### [AIM]
From the listing below, extract each entry exactly as written, minus the images.

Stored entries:
★ ★ ★

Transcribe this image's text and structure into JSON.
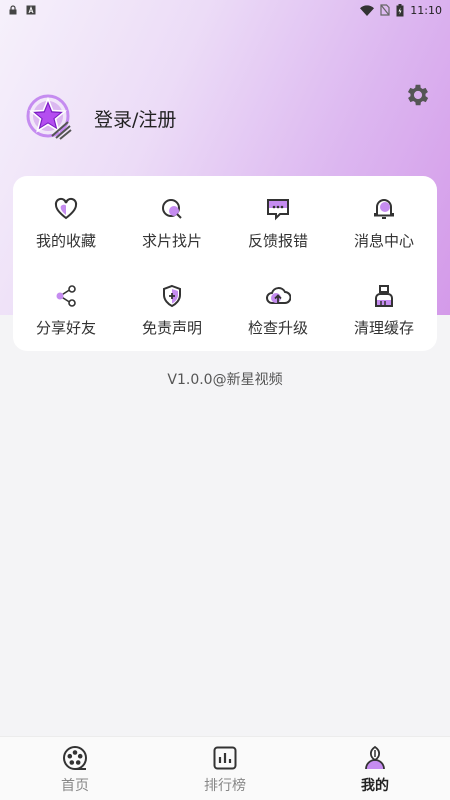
{
  "status_bar": {
    "time": "11:10"
  },
  "profile": {
    "login_label": "登录/注册"
  },
  "menu": {
    "items": [
      {
        "label": "我的收藏",
        "icon": "heart-icon"
      },
      {
        "label": "求片找片",
        "icon": "search-icon"
      },
      {
        "label": "反馈报错",
        "icon": "feedback-message-icon"
      },
      {
        "label": "消息中心",
        "icon": "bell-icon"
      },
      {
        "label": "分享好友",
        "icon": "share-icon"
      },
      {
        "label": "免责声明",
        "icon": "shield-icon"
      },
      {
        "label": "检查升级",
        "icon": "cloud-upload-icon"
      },
      {
        "label": "清理缓存",
        "icon": "broom-clean-icon"
      }
    ]
  },
  "version": "V1.0.0@新星视频",
  "tabs": [
    {
      "label": "首页",
      "icon": "film-reel-icon"
    },
    {
      "label": "排行榜",
      "icon": "chart-icon"
    },
    {
      "label": "我的",
      "icon": "profile-icon",
      "active": true
    }
  ],
  "colors": {
    "accent": "#c58cf0",
    "accent_dark": "#a23fd9"
  }
}
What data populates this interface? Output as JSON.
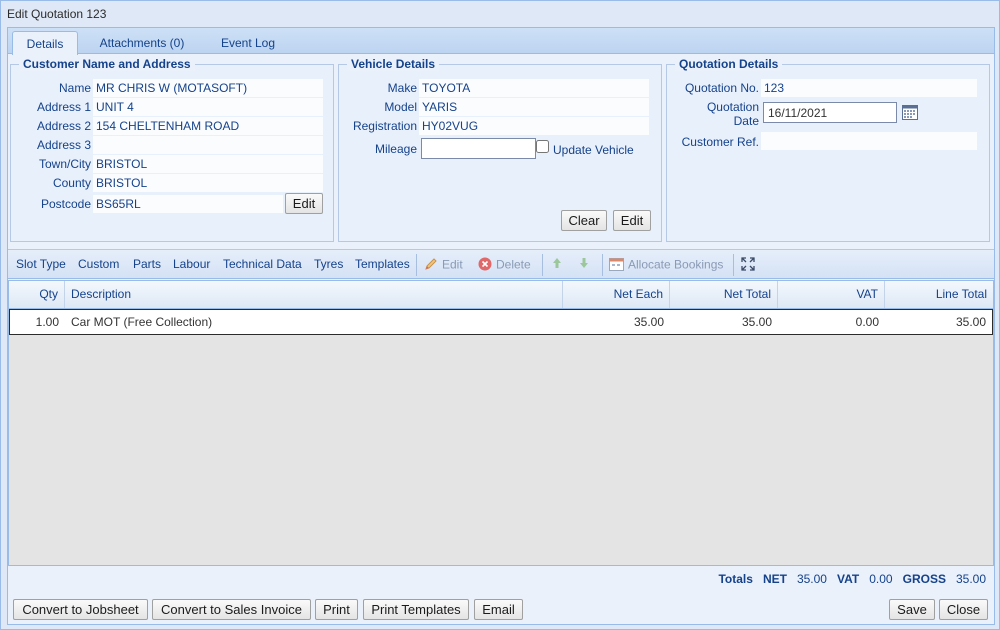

★ ★ ★

### [FINAL RESULT]
Transcribe this image's text and structure into JSON.
{
  "status_bar": {
    "time": "11:10"
  },
  "profile": {
    "login_label": "登录/注册"
  },
  "menu": {
    "items": [
      {
        "label": "我的收藏",
        "icon": "heart-icon"
      },
      {
        "label": "求片找片",
        "icon": "search-icon"
      },
      {
        "label": "反馈报错",
        "icon": "feedback-message-icon"
      },
      {
        "label": "消息中心",
        "icon": "bell-icon"
      },
      {
        "label": "分享好友",
        "icon": "share-icon"
      },
      {
        "label": "免责声明",
        "icon": "shield-icon"
      },
      {
        "label": "检查升级",
        "icon": "cloud-upload-icon"
      },
      {
        "label": "清理缓存",
        "icon": "broom-clean-icon"
      }
    ]
  },
  "version": "V1.0.0@新星视频",
  "tabs": [
    {
      "label": "首页",
      "icon": "film-reel-icon"
    },
    {
      "label": "排行榜",
      "icon": "chart-icon"
    },
    {
      "label": "我的",
      "icon": "profile-icon",
      "active": true
    }
  ],
  "colors": {
    "accent": "#c58cf0",
    "accent_dark": "#a23fd9"
  }
}
What data populates this interface? Output as JSON.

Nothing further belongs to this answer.